▶ AIM OF THE EXERCISE: Print all of the entries exactly, minus the pictures.

┌──

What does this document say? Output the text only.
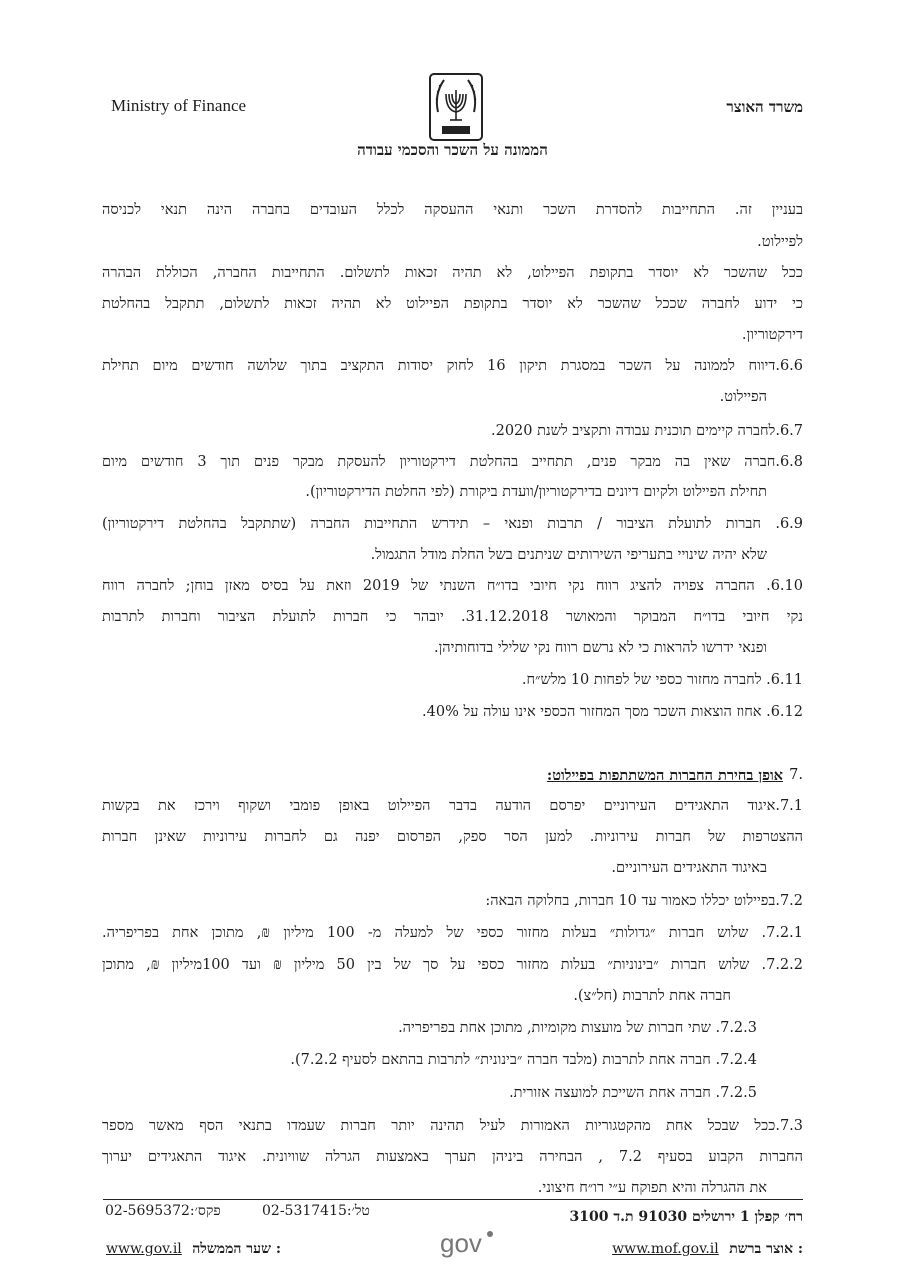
Ministry of Finance	משרד האוצר
הממונה על השכר והסכמי עבודה
בעניין זה. התחייבות להסדרת השכר ותנאי ההעסקה לכלל העובדים בחברה הינה תנאי לכניסה
לפיילוט.
ככל שהשכר לא יוסדר בתקופת הפיילוט, לא תהיה זכאות לתשלום. התחייבות החברה, הכוללת הבהרה
כי ידוע לחברה שככל שהשכר לא יוסדר בתקופת הפיילוט לא תהיה זכאות לתשלום, תתקבל בהחלטת
דירקטוריון.
6.6.דיווח לממונה על השכר במסגרת תיקון 16 לחוק יסודות התקציב בתוך שלושה חודשים מיום תחילת
הפיילוט.
6.7.לחברה קיימים תוכנית עבודה ותקציב לשנת 2020.
6.8.חברה שאין בה מבקר פנים, תתחייב בהחלטת דירקטוריון להעסקת מבקר פנים תוך 3 חודשים מיום
תחילת הפיילוט ולקיום דיונים בדירקטוריון/וועדת ביקורת (לפי החלטת הדירקטוריון).
6.9. חברות לתועלת הציבור / תרבות ופנאי – תידרש התחייבות החברה (שתתקבל בהחלטת דירקטוריון)
שלא יהיה שינויי בתעריפי השירותים שניתנים בשל החלת מודל התגמול.
6.10. החברה צפויה להציג רווח נקי חיובי בדו״ח השנתי של 2019 וזאת על בסיס מאזן בוחן; לחברה רווח
נקי חיובי בדו״ח המבוקר והמאושר 31.12.2018. יובהר כי חברות לתועלת הציבור וחברות לתרבות
ופנאי ידרשו להראות כי לא נרשם רווח נקי שלילי בדוחותיהן.
6.11. לחברה מחזור כספי של לפחות 10 מלש״ח.
6.12. אחוז הוצאות השכר מסך המחזור הכספי אינו עולה על 40%.
.7
7.1.איגוד התאגידים העירוניים יפרסם הודעה בדבר הפיילוט באופן פומבי ושקוף וירכז את בקשות
ההצטרפות של חברות עירוניות. למען הסר ספק, הפרסום יפנה גם לחברות עירוניות שאינן חברות
באיגוד התאגידים העירוניים.
7.2.בפיילוט יכללו כאמור עד 10 חברות, בחלוקה הבאה:
7.2.1. שלוש חברות ״גדולות״ בעלות מחזור כספי של למעלה מ- 100 מיליון ₪, מתוכן אחת בפריפריה.
7.2.2. שלוש חברות ״בינוניות״ בעלות מחזור כספי על סך של בין 50 מיליון ₪ ועד 100מיליון ₪, מתוכן
חברה אחת לתרבות (חל״צ).
7.2.3. שתי חברות של מועצות מקומיות, מתוכן אחת בפריפריה.
7.2.4. חברה אחת לתרבות (מלבד חברה ״בינונית״ לתרבות בהתאם לסעיף 7.2.2).
7.2.5. חברה אחת השייכת למועצה אזורית.
7.3.ככל שבכל אחת מהקטגוריות האמורות לעיל תהינה יותר חברות שעמדו בתנאי הסף מאשר מספר
החברות הקבוע בסעיף 7.2 , הבחירה ביניהן תערך באמצעות הגרלה שוויונית. איגוד התאגידים יערוך
את ההגרלה והיא תפוקח ע״י רו״ח חיצוני.
אופן בחירת החברות המשתתפות בפיילוט:
רח׳ קפלן 1 ירושלים 91030 ת.ד 3100
טל׳:02-5317415
פקס׳:02-5695372
www.gov.il שער הממשלה :	gov	www.mof.gov.il אוצר ברשת :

└──

▶ COMPLETED EXERCISE:
What does this document say? Output the text only.
Ministry of Finance	משרד האוצר
הממונה על השכר והסכמי עבודה
בעניין זה. התחייבות להסדרת השכר ותנאי ההעסקה לכלל העובדים בחברה הינה תנאי לכניסה
לפיילוט.
ככל שהשכר לא יוסדר בתקופת הפיילוט, לא תהיה זכאות לתשלום. התחייבות החברה, הכוללת הבהרה
כי ידוע לחברה שככל שהשכר לא יוסדר בתקופת הפיילוט לא תהיה זכאות לתשלום, תתקבל בהחלטת
דירקטוריון.
6.6.דיווח לממונה על השכר במסגרת תיקון 16 לחוק יסודות התקציב בתוך שלושה חודשים מיום תחילת
הפיילוט.
6.7.לחברה קיימים תוכנית עבודה ותקציב לשנת 2020.
6.8.חברה שאין בה מבקר פנים, תתחייב בהחלטת דירקטוריון להעסקת מבקר פנים תוך 3 חודשים מיום
תחילת הפיילוט ולקיום דיונים בדירקטוריון/וועדת ביקורת (לפי החלטת הדירקטוריון).
6.9. חברות לתועלת הציבור / תרבות ופנאי – תידרש התחייבות החברה (שתתקבל בהחלטת דירקטוריון)
שלא יהיה שינויי בתעריפי השירותים שניתנים בשל החלת מודל התגמול.
6.10. החברה צפויה להציג רווח נקי חיובי בדו״ח השנתי של 2019 וזאת על בסיס מאזן בוחן; לחברה רווח
נקי חיובי בדו״ח המבוקר והמאושר 31.12.2018. יובהר כי חברות לתועלת הציבור וחברות לתרבות
ופנאי ידרשו להראות כי לא נרשם רווח נקי שלילי בדוחותיהן.
6.11. לחברה מחזור כספי של לפחות 10 מלש״ח.
6.12. אחוז הוצאות השכר מסך המחזור הכספי אינו עולה על 40%.
.7
7.1.איגוד התאגידים העירוניים יפרסם הודעה בדבר הפיילוט באופן פומבי ושקוף וירכז את בקשות
ההצטרפות של חברות עירוניות. למען הסר ספק, הפרסום יפנה גם לחברות עירוניות שאינן חברות
באיגוד התאגידים העירוניים.
7.2.בפיילוט יכללו כאמור עד 10 חברות, בחלוקה הבאה:
7.2.1. שלוש חברות ״גדולות״ בעלות מחזור כספי של למעלה מ- 100 מיליון ₪, מתוכן אחת בפריפריה.
7.2.2. שלוש חברות ״בינוניות״ בעלות מחזור כספי על סך של בין 50 מיליון ₪ ועד 100מיליון ₪, מתוכן
חברה אחת לתרבות (חל״צ).
7.2.3. שתי חברות של מועצות מקומיות, מתוכן אחת בפריפריה.
7.2.4. חברה אחת לתרבות (מלבד חברה ״בינונית״ לתרבות בהתאם לסעיף 7.2.2).
7.2.5. חברה אחת השייכת למועצה אזורית.
7.3.ככל שבכל אחת מהקטגוריות האמורות לעיל תהינה יותר חברות שעמדו בתנאי הסף מאשר מספר
החברות הקבוע בסעיף 7.2 , הבחירה ביניהן תערך באמצעות הגרלה שוויונית. איגוד התאגידים יערוך
את ההגרלה והיא תפוקח ע״י רו״ח חיצוני.
אופן בחירת החברות המשתתפות בפיילוט:
רח׳ קפלן 1 ירושלים 91030 ת.ד 3100
טל׳:02-5317415
פקס׳:02-5695372
www.gov.il שער הממשלה :	gov	www.mof.gov.il אוצר ברשת :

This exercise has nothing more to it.